● **Instructions for the task**: With the images removed, repeat the data below exactly.

** start Entries supplied **

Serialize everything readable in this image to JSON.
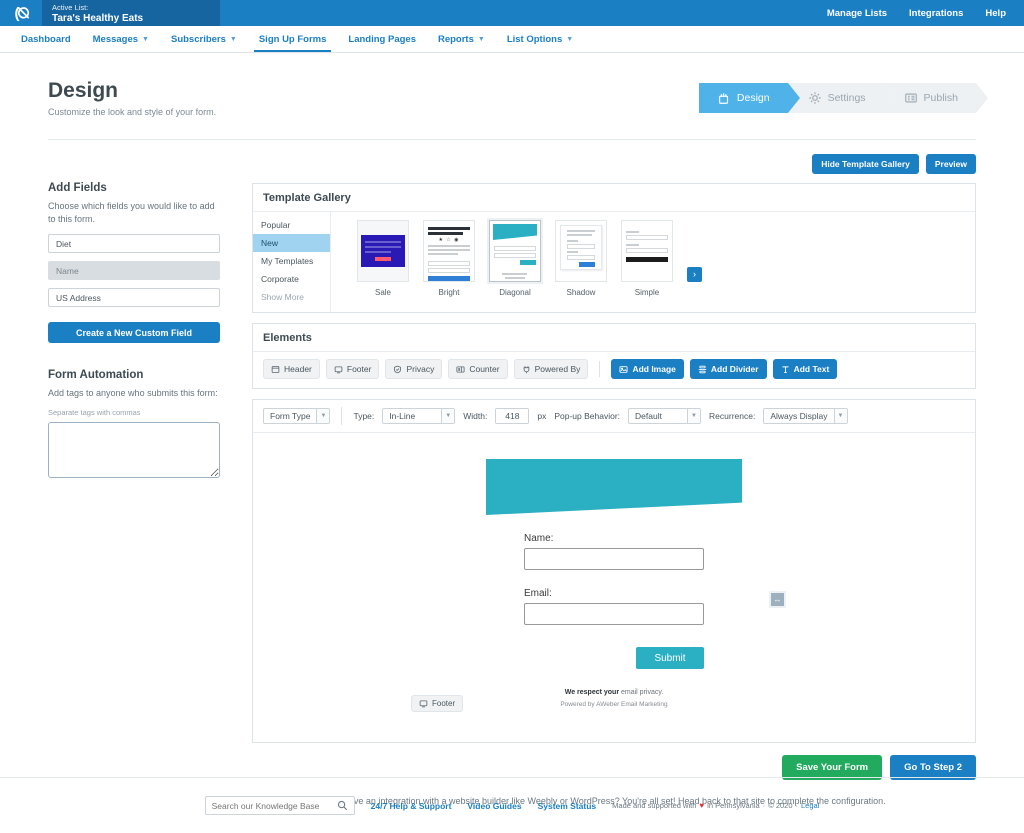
{
  "topbar": {
    "logo": "aweber-logo",
    "active_list_label": "Active List:",
    "active_list_name": "Tara's Healthy Eats",
    "links": [
      {
        "label": "Manage Lists"
      },
      {
        "label": "Integrations"
      },
      {
        "label": "Help"
      }
    ]
  },
  "nav": {
    "items": [
      {
        "label": "Dashboard",
        "caret": false,
        "active": false
      },
      {
        "label": "Messages",
        "caret": true,
        "active": false
      },
      {
        "label": "Subscribers",
        "caret": true,
        "active": false
      },
      {
        "label": "Sign Up Forms",
        "caret": false,
        "active": true
      },
      {
        "label": "Landing Pages",
        "caret": false,
        "active": false
      },
      {
        "label": "Reports",
        "caret": true,
        "active": false
      },
      {
        "label": "List Options",
        "caret": true,
        "active": false
      }
    ]
  },
  "page": {
    "title": "Design",
    "subtitle": "Customize the look and style of your form."
  },
  "steps": [
    {
      "label": "Design",
      "icon": "form-design-icon",
      "active": true
    },
    {
      "label": "Settings",
      "icon": "gear-icon",
      "active": false
    },
    {
      "label": "Publish",
      "icon": "list-publish-icon",
      "active": false
    }
  ],
  "add_fields": {
    "title": "Add Fields",
    "description": "Choose which fields you would like to add to this form.",
    "fields": [
      {
        "label": "Diet",
        "disabled": false
      },
      {
        "label": "Name",
        "disabled": true
      },
      {
        "label": "US Address",
        "disabled": false
      }
    ],
    "create_button": "Create a New Custom Field"
  },
  "form_automation": {
    "title": "Form Automation",
    "description": "Add tags to anyone who submits this form:",
    "hint": "Separate tags with commas",
    "tags_value": ""
  },
  "top_actions": {
    "hide_gallery": "Hide Template Gallery",
    "preview": "Preview"
  },
  "template_gallery": {
    "title": "Template Gallery",
    "categories": [
      {
        "label": "Popular",
        "active": false,
        "muted": false
      },
      {
        "label": "New",
        "active": true,
        "muted": false
      },
      {
        "label": "My Templates",
        "active": false,
        "muted": false
      },
      {
        "label": "Corporate",
        "active": false,
        "muted": false
      },
      {
        "label": "Show More",
        "active": false,
        "muted": true
      }
    ],
    "templates": [
      {
        "label": "Sale",
        "selected": false
      },
      {
        "label": "Bright",
        "selected": false
      },
      {
        "label": "Diagonal",
        "selected": true
      },
      {
        "label": "Shadow",
        "selected": false
      },
      {
        "label": "Simple",
        "selected": false
      }
    ],
    "next_arrow": "›"
  },
  "elements": {
    "title": "Elements",
    "buttons": [
      {
        "label": "Header",
        "icon": "header-icon"
      },
      {
        "label": "Footer",
        "icon": "footer-monitor-icon"
      },
      {
        "label": "Privacy",
        "icon": "shield-icon"
      },
      {
        "label": "Counter",
        "icon": "counter-icon"
      },
      {
        "label": "Powered By",
        "icon": "plug-icon"
      }
    ],
    "primary_buttons": [
      {
        "label": "Add Image",
        "icon": "image-icon"
      },
      {
        "label": "Add Divider",
        "icon": "divider-icon"
      },
      {
        "label": "Add Text",
        "icon": "text-icon"
      }
    ]
  },
  "form_settings": {
    "form_type_select": "Form Type",
    "type_label": "Type:",
    "type_value": "In-Line",
    "width_label": "Width:",
    "width_value": "418",
    "width_unit": "px",
    "popup_label": "Pop-up Behavior:",
    "popup_value": "Default",
    "recurrence_label": "Recurrence:",
    "recurrence_value": "Always Display"
  },
  "form_preview": {
    "banner_color": "#2bafc2",
    "name_label": "Name:",
    "name_value": "",
    "email_label": "Email:",
    "email_value": "",
    "submit_label": "Submit",
    "privacy_bold": "We respect your",
    "privacy_rest": " email privacy.",
    "powered_by": "Powered by AWeber Email Marketing",
    "footer_tag_label": "Footer",
    "resize_icon": "↔"
  },
  "bottom_actions": {
    "save": "Save Your Form",
    "next": "Go To Step 2"
  },
  "hint": "Have an integration with a website builder like Weebly or WordPress? You're all set! Head back to that site to complete the configuration.",
  "site_footer": {
    "search_placeholder": "Search our Knowledge Base",
    "search_value": "",
    "links": [
      {
        "label": "24/7 Help & Support"
      },
      {
        "label": "Video Guides"
      },
      {
        "label": "System Status"
      }
    ],
    "made_prefix": "Made and supported with",
    "made_suffix": "in Pennsylvania",
    "sep1": "·",
    "copyright": "© 2020",
    "sep2": "·",
    "legal": "Legal"
  }
}
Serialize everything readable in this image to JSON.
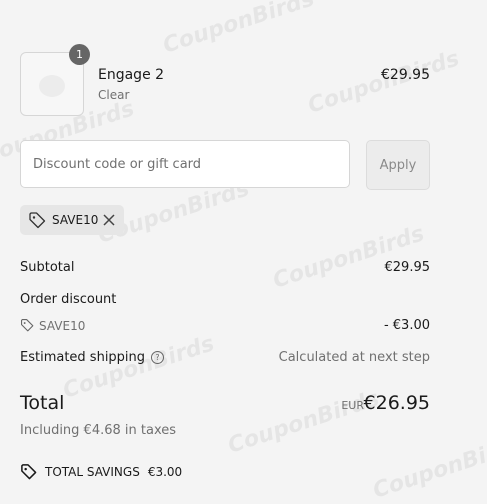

** end Entries supplied **

● **Result**:
Serialize everything readable in this image to JSON.
{
  "topbar": {
    "logo": "aweber-logo",
    "active_list_label": "Active List:",
    "active_list_name": "Tara's Healthy Eats",
    "links": [
      {
        "label": "Manage Lists"
      },
      {
        "label": "Integrations"
      },
      {
        "label": "Help"
      }
    ]
  },
  "nav": {
    "items": [
      {
        "label": "Dashboard",
        "caret": false,
        "active": false
      },
      {
        "label": "Messages",
        "caret": true,
        "active": false
      },
      {
        "label": "Subscribers",
        "caret": true,
        "active": false
      },
      {
        "label": "Sign Up Forms",
        "caret": false,
        "active": true
      },
      {
        "label": "Landing Pages",
        "caret": false,
        "active": false
      },
      {
        "label": "Reports",
        "caret": true,
        "active": false
      },
      {
        "label": "List Options",
        "caret": true,
        "active": false
      }
    ]
  },
  "page": {
    "title": "Design",
    "subtitle": "Customize the look and style of your form."
  },
  "steps": [
    {
      "label": "Design",
      "icon": "form-design-icon",
      "active": true
    },
    {
      "label": "Settings",
      "icon": "gear-icon",
      "active": false
    },
    {
      "label": "Publish",
      "icon": "list-publish-icon",
      "active": false
    }
  ],
  "add_fields": {
    "title": "Add Fields",
    "description": "Choose which fields you would like to add to this form.",
    "fields": [
      {
        "label": "Diet",
        "disabled": false
      },
      {
        "label": "Name",
        "disabled": true
      },
      {
        "label": "US Address",
        "disabled": false
      }
    ],
    "create_button": "Create a New Custom Field"
  },
  "form_automation": {
    "title": "Form Automation",
    "description": "Add tags to anyone who submits this form:",
    "hint": "Separate tags with commas",
    "tags_value": ""
  },
  "top_actions": {
    "hide_gallery": "Hide Template Gallery",
    "preview": "Preview"
  },
  "template_gallery": {
    "title": "Template Gallery",
    "categories": [
      {
        "label": "Popular",
        "active": false,
        "muted": false
      },
      {
        "label": "New",
        "active": true,
        "muted": false
      },
      {
        "label": "My Templates",
        "active": false,
        "muted": false
      },
      {
        "label": "Corporate",
        "active": false,
        "muted": false
      },
      {
        "label": "Show More",
        "active": false,
        "muted": true
      }
    ],
    "templates": [
      {
        "label": "Sale",
        "selected": false
      },
      {
        "label": "Bright",
        "selected": false
      },
      {
        "label": "Diagonal",
        "selected": true
      },
      {
        "label": "Shadow",
        "selected": false
      },
      {
        "label": "Simple",
        "selected": false
      }
    ],
    "next_arrow": "›"
  },
  "elements": {
    "title": "Elements",
    "buttons": [
      {
        "label": "Header",
        "icon": "header-icon"
      },
      {
        "label": "Footer",
        "icon": "footer-monitor-icon"
      },
      {
        "label": "Privacy",
        "icon": "shield-icon"
      },
      {
        "label": "Counter",
        "icon": "counter-icon"
      },
      {
        "label": "Powered By",
        "icon": "plug-icon"
      }
    ],
    "primary_buttons": [
      {
        "label": "Add Image",
        "icon": "image-icon"
      },
      {
        "label": "Add Divider",
        "icon": "divider-icon"
      },
      {
        "label": "Add Text",
        "icon": "text-icon"
      }
    ]
  },
  "form_settings": {
    "form_type_select": "Form Type",
    "type_label": "Type:",
    "type_value": "In-Line",
    "width_label": "Width:",
    "width_value": "418",
    "width_unit": "px",
    "popup_label": "Pop-up Behavior:",
    "popup_value": "Default",
    "recurrence_label": "Recurrence:",
    "recurrence_value": "Always Display"
  },
  "form_preview": {
    "banner_color": "#2bafc2",
    "name_label": "Name:",
    "name_value": "",
    "email_label": "Email:",
    "email_value": "",
    "submit_label": "Submit",
    "privacy_bold": "We respect your",
    "privacy_rest": " email privacy.",
    "powered_by": "Powered by AWeber Email Marketing",
    "footer_tag_label": "Footer",
    "resize_icon": "↔"
  },
  "bottom_actions": {
    "save": "Save Your Form",
    "next": "Go To Step 2"
  },
  "hint": "Have an integration with a website builder like Weebly or WordPress? You're all set! Head back to that site to complete the configuration.",
  "site_footer": {
    "search_placeholder": "Search our Knowledge Base",
    "search_value": "",
    "links": [
      {
        "label": "24/7 Help & Support"
      },
      {
        "label": "Video Guides"
      },
      {
        "label": "System Status"
      }
    ],
    "made_prefix": "Made and supported with",
    "made_suffix": "in Pennsylvania",
    "sep1": "·",
    "copyright": "© 2020",
    "sep2": "·",
    "legal": "Legal"
  }
}
Serialize everything readable in this image to JSON.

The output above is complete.